begin DATA FOR THE TASK

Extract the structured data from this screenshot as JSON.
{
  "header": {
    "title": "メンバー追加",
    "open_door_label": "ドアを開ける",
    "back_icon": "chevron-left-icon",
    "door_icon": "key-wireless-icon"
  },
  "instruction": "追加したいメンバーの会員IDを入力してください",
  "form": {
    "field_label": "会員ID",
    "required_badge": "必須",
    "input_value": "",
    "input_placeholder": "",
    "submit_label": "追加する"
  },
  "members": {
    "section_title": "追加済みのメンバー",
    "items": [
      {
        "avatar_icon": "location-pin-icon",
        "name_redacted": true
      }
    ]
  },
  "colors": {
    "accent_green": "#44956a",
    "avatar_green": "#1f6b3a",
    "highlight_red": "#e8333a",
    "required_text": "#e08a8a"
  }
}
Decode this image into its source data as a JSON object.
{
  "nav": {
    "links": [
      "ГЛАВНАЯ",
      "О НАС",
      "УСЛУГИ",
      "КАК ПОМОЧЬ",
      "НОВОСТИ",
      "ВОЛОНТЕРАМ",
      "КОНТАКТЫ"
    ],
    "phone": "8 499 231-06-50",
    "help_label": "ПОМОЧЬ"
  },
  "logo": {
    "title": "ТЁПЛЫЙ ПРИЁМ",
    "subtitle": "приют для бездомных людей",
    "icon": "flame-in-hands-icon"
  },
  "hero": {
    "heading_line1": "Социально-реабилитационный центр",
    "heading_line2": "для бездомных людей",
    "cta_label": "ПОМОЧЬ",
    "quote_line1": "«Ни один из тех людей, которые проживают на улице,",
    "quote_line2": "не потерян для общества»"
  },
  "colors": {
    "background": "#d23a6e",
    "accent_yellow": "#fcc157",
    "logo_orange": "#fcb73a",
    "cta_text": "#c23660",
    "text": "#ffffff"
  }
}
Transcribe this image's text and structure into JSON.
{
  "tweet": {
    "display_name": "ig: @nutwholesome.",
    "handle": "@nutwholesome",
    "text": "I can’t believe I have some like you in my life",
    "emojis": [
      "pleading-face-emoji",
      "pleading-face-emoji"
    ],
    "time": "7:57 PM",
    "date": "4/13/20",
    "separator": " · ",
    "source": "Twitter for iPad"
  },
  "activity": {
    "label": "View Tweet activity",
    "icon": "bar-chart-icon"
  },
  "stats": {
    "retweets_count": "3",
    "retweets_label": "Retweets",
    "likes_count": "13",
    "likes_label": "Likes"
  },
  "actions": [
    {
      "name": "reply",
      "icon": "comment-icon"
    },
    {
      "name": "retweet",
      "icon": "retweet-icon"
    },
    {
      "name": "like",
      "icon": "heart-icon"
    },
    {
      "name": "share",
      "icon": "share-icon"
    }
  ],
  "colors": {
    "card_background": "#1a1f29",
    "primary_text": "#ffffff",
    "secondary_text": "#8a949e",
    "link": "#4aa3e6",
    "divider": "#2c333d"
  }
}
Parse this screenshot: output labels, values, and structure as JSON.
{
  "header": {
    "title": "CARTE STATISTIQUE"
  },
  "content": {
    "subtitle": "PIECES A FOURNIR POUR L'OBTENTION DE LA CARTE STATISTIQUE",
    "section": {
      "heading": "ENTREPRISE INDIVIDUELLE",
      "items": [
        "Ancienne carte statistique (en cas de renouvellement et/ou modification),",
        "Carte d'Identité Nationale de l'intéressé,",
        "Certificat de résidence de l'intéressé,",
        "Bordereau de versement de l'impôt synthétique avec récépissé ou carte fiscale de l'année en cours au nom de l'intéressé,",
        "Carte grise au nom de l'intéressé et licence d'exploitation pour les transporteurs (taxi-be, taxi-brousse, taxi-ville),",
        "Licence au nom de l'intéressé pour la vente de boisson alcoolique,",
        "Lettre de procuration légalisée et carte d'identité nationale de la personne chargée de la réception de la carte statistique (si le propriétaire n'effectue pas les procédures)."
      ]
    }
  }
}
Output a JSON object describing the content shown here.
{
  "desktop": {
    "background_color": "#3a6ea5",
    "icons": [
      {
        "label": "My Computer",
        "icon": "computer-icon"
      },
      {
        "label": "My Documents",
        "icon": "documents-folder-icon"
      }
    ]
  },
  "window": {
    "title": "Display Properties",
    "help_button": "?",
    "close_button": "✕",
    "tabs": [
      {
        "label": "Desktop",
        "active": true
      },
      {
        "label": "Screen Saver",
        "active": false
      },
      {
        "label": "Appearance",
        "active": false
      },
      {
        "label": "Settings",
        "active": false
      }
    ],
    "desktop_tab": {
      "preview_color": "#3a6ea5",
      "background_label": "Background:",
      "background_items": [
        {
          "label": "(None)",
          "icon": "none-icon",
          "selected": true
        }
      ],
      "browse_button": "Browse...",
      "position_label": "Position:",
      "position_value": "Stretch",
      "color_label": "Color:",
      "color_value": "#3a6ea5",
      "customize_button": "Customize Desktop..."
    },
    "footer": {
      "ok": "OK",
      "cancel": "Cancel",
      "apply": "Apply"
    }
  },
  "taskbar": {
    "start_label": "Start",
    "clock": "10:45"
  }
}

end DATA FOR THE TASK

• _DO THIS_: Exactly as written, please output every entry.

• _FULL RESPONSE_:
Extract the structured data from this screenshot as JSON.
{
  "header": {
    "title": "メンバー追加",
    "open_door_label": "ドアを開ける",
    "back_icon": "chevron-left-icon",
    "door_icon": "key-wireless-icon"
  },
  "instruction": "追加したいメンバーの会員IDを入力してください",
  "form": {
    "field_label": "会員ID",
    "required_badge": "必須",
    "input_value": "",
    "input_placeholder": "",
    "submit_label": "追加する"
  },
  "members": {
    "section_title": "追加済みのメンバー",
    "items": [
      {
        "avatar_icon": "location-pin-icon",
        "name_redacted": true
      }
    ]
  },
  "colors": {
    "accent_green": "#44956a",
    "avatar_green": "#1f6b3a",
    "highlight_red": "#e8333a",
    "required_text": "#e08a8a"
  }
}
Decode this image into its source data as a JSON object.
{
  "nav": {
    "links": [
      "ГЛАВНАЯ",
      "О НАС",
      "УСЛУГИ",
      "КАК ПОМОЧЬ",
      "НОВОСТИ",
      "ВОЛОНТЕРАМ",
      "КОНТАКТЫ"
    ],
    "phone": "8 499 231-06-50",
    "help_label": "ПОМОЧЬ"
  },
  "logo": {
    "title": "ТЁПЛЫЙ ПРИЁМ",
    "subtitle": "приют для бездомных людей",
    "icon": "flame-in-hands-icon"
  },
  "hero": {
    "heading_line1": "Социально-реабилитационный центр",
    "heading_line2": "для бездомных людей",
    "cta_label": "ПОМОЧЬ",
    "quote_line1": "«Ни один из тех людей, которые проживают на улице,",
    "quote_line2": "не потерян для общества»"
  },
  "colors": {
    "background": "#d23a6e",
    "accent_yellow": "#fcc157",
    "logo_orange": "#fcb73a",
    "cta_text": "#c23660",
    "text": "#ffffff"
  }
}
Transcribe this image's text and structure into JSON.
{
  "tweet": {
    "display_name": "ig: @nutwholesome.",
    "handle": "@nutwholesome",
    "text": "I can’t believe I have some like you in my life",
    "emojis": [
      "pleading-face-emoji",
      "pleading-face-emoji"
    ],
    "time": "7:57 PM",
    "date": "4/13/20",
    "separator": " · ",
    "source": "Twitter for iPad"
  },
  "activity": {
    "label": "View Tweet activity",
    "icon": "bar-chart-icon"
  },
  "stats": {
    "retweets_count": "3",
    "retweets_label": "Retweets",
    "likes_count": "13",
    "likes_label": "Likes"
  },
  "actions": [
    {
      "name": "reply",
      "icon": "comment-icon"
    },
    {
      "name": "retweet",
      "icon": "retweet-icon"
    },
    {
      "name": "like",
      "icon": "heart-icon"
    },
    {
      "name": "share",
      "icon": "share-icon"
    }
  ],
  "colors": {
    "card_background": "#1a1f29",
    "primary_text": "#ffffff",
    "secondary_text": "#8a949e",
    "link": "#4aa3e6",
    "divider": "#2c333d"
  }
}
Parse this screenshot: output labels, values, and structure as JSON.
{
  "header": {
    "title": "CARTE STATISTIQUE"
  },
  "content": {
    "subtitle": "PIECES A FOURNIR POUR L'OBTENTION DE LA CARTE STATISTIQUE",
    "section": {
      "heading": "ENTREPRISE INDIVIDUELLE",
      "items": [
        "Ancienne carte statistique (en cas de renouvellement et/ou modification),",
        "Carte d'Identité Nationale de l'intéressé,",
        "Certificat de résidence de l'intéressé,",
        "Bordereau de versement de l'impôt synthétique avec récépissé ou carte fiscale de l'année en cours au nom de l'intéressé,",
        "Carte grise au nom de l'intéressé et licence d'exploitation pour les transporteurs (taxi-be, taxi-brousse, taxi-ville),",
        "Licence au nom de l'intéressé pour la vente de boisson alcoolique,",
        "Lettre de procuration légalisée et carte d'identité nationale de la personne chargée de la réception de la carte statistique (si le propriétaire n'effectue pas les procédures)."
      ]
    }
  }
}
Output a JSON object describing the content shown here.
{
  "desktop": {
    "background_color": "#3a6ea5",
    "icons": [
      {
        "label": "My Computer",
        "icon": "computer-icon"
      },
      {
        "label": "My Documents",
        "icon": "documents-folder-icon"
      }
    ]
  },
  "window": {
    "title": "Display Properties",
    "help_button": "?",
    "close_button": "✕",
    "tabs": [
      {
        "label": "Desktop",
        "active": true
      },
      {
        "label": "Screen Saver",
        "active": false
      },
      {
        "label": "Appearance",
        "active": false
      },
      {
        "label": "Settings",
        "active": false
      }
    ],
    "desktop_tab": {
      "preview_color": "#3a6ea5",
      "background_label": "Background:",
      "background_items": [
        {
          "label": "(None)",
          "icon": "none-icon",
          "selected": true
        }
      ],
      "browse_button": "Browse...",
      "position_label": "Position:",
      "position_value": "Stretch",
      "color_label": "Color:",
      "color_value": "#3a6ea5",
      "customize_button": "Customize Desktop..."
    },
    "footer": {
      "ok": "OK",
      "cancel": "Cancel",
      "apply": "Apply"
    }
  },
  "taskbar": {
    "start_label": "Start",
    "clock": "10:45"
  }
}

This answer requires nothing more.